START

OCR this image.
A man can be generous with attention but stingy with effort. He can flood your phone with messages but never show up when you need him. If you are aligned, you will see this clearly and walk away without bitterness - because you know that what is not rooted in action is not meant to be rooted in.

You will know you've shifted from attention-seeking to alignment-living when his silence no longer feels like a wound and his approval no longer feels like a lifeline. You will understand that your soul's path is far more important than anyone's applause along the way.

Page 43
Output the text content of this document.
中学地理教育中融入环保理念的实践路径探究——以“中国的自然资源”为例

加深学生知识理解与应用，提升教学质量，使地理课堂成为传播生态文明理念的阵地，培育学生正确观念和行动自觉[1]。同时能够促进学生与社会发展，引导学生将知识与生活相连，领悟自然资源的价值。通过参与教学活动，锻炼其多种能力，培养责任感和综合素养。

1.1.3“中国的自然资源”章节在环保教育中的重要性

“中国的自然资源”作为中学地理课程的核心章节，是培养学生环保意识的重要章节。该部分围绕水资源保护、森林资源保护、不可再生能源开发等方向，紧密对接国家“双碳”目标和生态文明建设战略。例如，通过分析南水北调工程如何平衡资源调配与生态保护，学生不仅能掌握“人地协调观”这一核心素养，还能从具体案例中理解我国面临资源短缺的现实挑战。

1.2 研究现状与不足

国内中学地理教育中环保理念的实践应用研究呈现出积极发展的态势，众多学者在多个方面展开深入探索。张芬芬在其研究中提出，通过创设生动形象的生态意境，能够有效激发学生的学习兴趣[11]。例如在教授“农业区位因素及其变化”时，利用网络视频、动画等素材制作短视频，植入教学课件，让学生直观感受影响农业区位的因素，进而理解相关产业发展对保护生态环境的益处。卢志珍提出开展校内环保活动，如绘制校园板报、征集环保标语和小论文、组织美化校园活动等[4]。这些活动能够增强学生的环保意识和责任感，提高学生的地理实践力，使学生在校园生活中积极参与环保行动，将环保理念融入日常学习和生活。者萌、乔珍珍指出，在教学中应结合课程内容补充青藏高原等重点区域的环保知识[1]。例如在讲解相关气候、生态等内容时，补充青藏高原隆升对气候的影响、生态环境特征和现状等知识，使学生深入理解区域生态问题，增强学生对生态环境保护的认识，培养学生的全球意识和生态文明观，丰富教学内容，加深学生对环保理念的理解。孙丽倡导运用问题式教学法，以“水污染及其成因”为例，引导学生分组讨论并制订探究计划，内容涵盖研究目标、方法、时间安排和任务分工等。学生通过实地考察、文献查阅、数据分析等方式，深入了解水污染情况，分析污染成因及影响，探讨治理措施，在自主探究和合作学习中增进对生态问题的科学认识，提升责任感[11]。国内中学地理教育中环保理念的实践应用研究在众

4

END

Goal: Produce an exact copy of the lines from the one containing "Output the text content of this document." through the last line, and of nothing else.

Result for this task:
Output the text content of this document.
中学地理教育中融入环保理念的实践路径探究——以“中国的自然资源”为例

加深学生知识理解与应用，提升教学质量，使地理课堂成为传播生态文明理念的阵地，培育学生正确观念和行动自觉[1]。同时能够促进学生与社会发展，引导学生将知识与生活相连，领悟自然资源的价值。通过参与教学活动，锻炼其多种能力，培养责任感和综合素养。

1.1.3“中国的自然资源”章节在环保教育中的重要性

“中国的自然资源”作为中学地理课程的核心章节，是培养学生环保意识的重要章节。该部分围绕水资源保护、森林资源保护、不可再生能源开发等方向，紧密对接国家“双碳”目标和生态文明建设战略。例如，通过分析南水北调工程如何平衡资源调配与生态保护，学生不仅能掌握“人地协调观”这一核心素养，还能从具体案例中理解我国面临资源短缺的现实挑战。

1.2 研究现状与不足

国内中学地理教育中环保理念的实践应用研究呈现出积极发展的态势，众多学者在多个方面展开深入探索。张芬芬在其研究中提出，通过创设生动形象的生态意境，能够有效激发学生的学习兴趣[11]。例如在教授“农业区位因素及其变化”时，利用网络视频、动画等素材制作短视频，植入教学课件，让学生直观感受影响农业区位的因素，进而理解相关产业发展对保护生态环境的益处。卢志珍提出开展校内环保活动，如绘制校园板报、征集环保标语和小论文、组织美化校园活动等[4]。这些活动能够增强学生的环保意识和责任感，提高学生的地理实践力，使学生在校园生活中积极参与环保行动，将环保理念融入日常学习和生活。者萌、乔珍珍指出，在教学中应结合课程内容补充青藏高原等重点区域的环保知识[1]。例如在讲解相关气候、生态等内容时，补充青藏高原隆升对气候的影响、生态环境特征和现状等知识，使学生深入理解区域生态问题，增强学生对生态环境保护的认识，培养学生的全球意识和生态文明观，丰富教学内容，加深学生对环保理念的理解。孙丽倡导运用问题式教学法，以“水污染及其成因”为例，引导学生分组讨论并制订探究计划，内容涵盖研究目标、方法、时间安排和任务分工等。学生通过实地考察、文献查阅、数据分析等方式，深入了解水污染情况，分析污染成因及影响，探讨治理措施，在自主探究和合作学习中增进对生态问题的科学认识，提升责任感[11]。国内中学地理教育中环保理念的实践应用研究在众

4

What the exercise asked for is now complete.